» **Source**:
_ _ _ _ _ _ _
How a Egyptian obsession, a bass player's vision, and a priestess's invitation led me to the top of the world—and into the rest of my life.
Before you can understand why I ended up alone on top of the Great Pyramid at 4 AM in March of 1997, you need to know about Osiris.
Not the academic version—the one that lives in the myths, in the river mud, in the endless rhythm of death and renewal that pulses through Egyptian cosmology like a heartbeat.
Osiris was the first king of Egypt, murdered by his jealous brother Set, dismembered, scattered across the land. His wife Isis—magician, healer, devotee—gathered the pieces and reassembled him through love and sorcery, conceiving their son Horus in an act of tantric resurrection. Osiris descended to rule the underworld, judge of souls, keeper of the threshold between what was and what comes next.

A mural of Osiris' rebirth at the Temple of Abydos
The myth isn't just a story. It's a map: death, dissolution, rebirth. The Nile floods, deposits its fertile silt, recedes. Crops die, seeds return, life begins again. Osiris is the cycle itself—the thing that gets broken apart so it can be made whole in a new form.
_ _ _ _ _ _ _
» **Your objective**: Continue the personal essay about Osiris and the night atop the Great Pyramid, starting after its last sentence.

» **Dataset**:
_ _ _ _ _ _ _
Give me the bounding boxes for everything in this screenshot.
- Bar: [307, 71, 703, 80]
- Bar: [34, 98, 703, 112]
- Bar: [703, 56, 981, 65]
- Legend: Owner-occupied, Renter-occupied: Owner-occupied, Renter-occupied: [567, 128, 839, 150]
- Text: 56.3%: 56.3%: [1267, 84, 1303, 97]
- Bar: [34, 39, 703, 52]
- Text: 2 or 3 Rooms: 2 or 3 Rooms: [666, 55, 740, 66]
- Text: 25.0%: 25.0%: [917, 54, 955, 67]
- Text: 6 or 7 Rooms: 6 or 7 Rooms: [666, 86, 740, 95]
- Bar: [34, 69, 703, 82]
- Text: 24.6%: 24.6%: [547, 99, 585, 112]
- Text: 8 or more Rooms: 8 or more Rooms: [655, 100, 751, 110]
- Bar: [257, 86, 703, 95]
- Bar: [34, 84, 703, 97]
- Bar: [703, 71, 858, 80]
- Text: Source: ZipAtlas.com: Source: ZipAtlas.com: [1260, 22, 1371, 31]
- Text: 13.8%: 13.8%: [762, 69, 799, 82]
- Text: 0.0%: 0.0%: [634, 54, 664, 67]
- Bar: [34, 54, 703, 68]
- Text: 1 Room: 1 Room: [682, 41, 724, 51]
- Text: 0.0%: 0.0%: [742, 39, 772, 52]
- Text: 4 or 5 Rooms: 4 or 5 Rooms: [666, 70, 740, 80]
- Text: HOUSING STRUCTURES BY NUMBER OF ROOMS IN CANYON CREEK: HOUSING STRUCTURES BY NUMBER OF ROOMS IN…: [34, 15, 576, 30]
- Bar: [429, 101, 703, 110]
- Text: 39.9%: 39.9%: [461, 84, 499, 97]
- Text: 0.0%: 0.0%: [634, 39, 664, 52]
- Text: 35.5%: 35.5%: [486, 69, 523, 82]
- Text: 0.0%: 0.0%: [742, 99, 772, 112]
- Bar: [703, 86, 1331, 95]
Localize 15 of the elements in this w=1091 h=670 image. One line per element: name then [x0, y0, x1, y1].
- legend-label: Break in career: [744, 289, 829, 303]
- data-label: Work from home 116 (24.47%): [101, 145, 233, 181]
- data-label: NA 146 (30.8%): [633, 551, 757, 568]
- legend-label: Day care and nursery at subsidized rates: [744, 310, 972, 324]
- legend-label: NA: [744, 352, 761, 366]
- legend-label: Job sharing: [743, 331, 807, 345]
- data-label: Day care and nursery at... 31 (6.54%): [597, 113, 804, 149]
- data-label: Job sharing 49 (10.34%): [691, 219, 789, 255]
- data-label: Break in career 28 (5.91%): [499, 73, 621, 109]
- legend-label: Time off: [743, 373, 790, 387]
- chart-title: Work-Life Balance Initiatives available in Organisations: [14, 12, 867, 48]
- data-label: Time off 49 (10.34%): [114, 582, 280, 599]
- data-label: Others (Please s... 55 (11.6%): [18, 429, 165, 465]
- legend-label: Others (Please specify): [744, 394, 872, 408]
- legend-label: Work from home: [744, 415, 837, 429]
_ _ _ _ _ _ _
» **Task response**:
I was eight years old when I first encountered him in a library book on Egyptian funerary rites. The images seized me: canopic jars, the weighing of the heart, Anubis guiding souls through the Duat. I wrote reports on temple architecture, memorized the names of gods, traced cartouches on notebook paper. Egypt wasn't a place—it was a frequency, a doorway I couldn't stop staring through.
By the time I hit high school in Arizona in the '70s, that obsession had braided itself into another current: the Grateful Dead, psychedelics, the Superstition Mountains, and the Ganja seal I'd eventually design at CalArts. Desert mystic meets cosmic traveler. Outlaw energy threaded through ancient symbology.
Then, in September 1978, the Dead played three shows at the Giza Sound & Light Theater—at the foot of the Great Pyramid and the Sphinx, with the final concert aligned to a lunar eclipse. Phil Lesh had pushed for it. He believed in performing at "places of power," ancient sites that still hummed with intention. The whole trip felt like a ritual disguised as a rock show.
The Dead performing in 1978 as the Gizeh Sound and Light Theater
Phil's connection to Egypt ran deeper than the performances. On the back of his legendary Alembic bass—"Mission Control," also known as "Osiris"—was an intricate mother-of-pearl inlay of the god himself. Years later, in his memoir Searching for the Sound, Phil would write that he'd stumbled upon "the astronomical and spiritual meaning behind the myth of Osiris" and come to believe the Dead's concerts had somehow "played a role in the return of the gods."
Osiris on the bass. Osiris in the myth. Osiris as the thing that gets dismembered and comes back different.
Phil Lesh's bass with Osirus inlaid on the back of the headstock
I didn't know it yet, but that pattern was already weaving itself through my life.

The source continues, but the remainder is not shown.